DATASET CONTENT:
## Begin
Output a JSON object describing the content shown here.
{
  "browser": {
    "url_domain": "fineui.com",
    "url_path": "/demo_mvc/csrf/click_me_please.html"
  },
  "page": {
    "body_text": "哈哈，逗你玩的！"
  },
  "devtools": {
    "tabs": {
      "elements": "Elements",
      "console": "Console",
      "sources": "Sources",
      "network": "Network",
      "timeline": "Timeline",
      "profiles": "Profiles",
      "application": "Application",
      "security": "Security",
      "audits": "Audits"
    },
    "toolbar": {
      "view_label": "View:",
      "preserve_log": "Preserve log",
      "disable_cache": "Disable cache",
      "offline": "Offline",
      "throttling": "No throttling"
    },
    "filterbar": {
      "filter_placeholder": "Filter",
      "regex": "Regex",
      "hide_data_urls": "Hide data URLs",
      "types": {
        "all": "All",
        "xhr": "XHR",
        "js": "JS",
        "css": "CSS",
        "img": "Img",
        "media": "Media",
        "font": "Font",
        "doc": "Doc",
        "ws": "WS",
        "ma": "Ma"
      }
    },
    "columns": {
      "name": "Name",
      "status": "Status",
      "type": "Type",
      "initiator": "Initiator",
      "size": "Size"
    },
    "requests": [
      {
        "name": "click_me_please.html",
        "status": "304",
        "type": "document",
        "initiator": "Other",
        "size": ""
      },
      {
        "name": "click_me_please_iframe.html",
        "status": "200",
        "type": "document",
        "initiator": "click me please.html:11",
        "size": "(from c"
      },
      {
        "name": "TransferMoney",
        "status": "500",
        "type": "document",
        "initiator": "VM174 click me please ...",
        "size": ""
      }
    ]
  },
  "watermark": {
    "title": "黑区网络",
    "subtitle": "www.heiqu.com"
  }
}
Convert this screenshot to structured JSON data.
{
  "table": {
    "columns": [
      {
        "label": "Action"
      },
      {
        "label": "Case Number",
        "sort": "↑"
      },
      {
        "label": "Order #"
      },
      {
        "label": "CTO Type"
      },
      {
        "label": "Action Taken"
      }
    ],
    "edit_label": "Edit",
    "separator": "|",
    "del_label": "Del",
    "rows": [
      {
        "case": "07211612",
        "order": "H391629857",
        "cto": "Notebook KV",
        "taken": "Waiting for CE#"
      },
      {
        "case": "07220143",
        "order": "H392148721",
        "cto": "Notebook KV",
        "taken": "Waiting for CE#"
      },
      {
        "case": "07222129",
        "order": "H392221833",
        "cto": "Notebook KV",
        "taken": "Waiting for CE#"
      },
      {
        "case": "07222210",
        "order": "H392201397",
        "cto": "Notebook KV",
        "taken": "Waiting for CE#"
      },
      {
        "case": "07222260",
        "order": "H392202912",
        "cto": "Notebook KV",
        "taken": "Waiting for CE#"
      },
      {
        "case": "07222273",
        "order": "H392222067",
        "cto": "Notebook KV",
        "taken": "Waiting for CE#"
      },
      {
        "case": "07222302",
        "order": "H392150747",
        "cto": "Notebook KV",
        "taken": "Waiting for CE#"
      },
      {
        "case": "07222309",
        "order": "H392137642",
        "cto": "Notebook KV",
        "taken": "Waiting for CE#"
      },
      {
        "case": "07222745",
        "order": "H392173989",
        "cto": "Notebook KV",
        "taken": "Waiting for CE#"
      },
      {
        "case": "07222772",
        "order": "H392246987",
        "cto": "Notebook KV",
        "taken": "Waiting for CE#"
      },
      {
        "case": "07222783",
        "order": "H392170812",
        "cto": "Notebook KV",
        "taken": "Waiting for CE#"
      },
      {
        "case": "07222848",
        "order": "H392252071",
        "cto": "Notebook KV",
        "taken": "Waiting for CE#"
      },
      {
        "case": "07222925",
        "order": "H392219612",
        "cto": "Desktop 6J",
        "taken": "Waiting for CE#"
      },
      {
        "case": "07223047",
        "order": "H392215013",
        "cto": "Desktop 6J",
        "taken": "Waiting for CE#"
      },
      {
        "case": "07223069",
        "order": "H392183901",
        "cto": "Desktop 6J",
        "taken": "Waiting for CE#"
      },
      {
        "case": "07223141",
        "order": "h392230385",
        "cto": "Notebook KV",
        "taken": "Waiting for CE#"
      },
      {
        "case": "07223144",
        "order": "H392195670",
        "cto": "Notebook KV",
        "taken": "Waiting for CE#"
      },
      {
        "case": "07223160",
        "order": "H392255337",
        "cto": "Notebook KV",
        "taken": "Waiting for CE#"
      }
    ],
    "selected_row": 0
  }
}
## End
OBJECTIVE:
Check each line of the records for the word "JSON", and show the lines that contain it.

EXERCISE RESPONSE:
Output a JSON object describing the content shown here.
Convert this screenshot to structured JSON data.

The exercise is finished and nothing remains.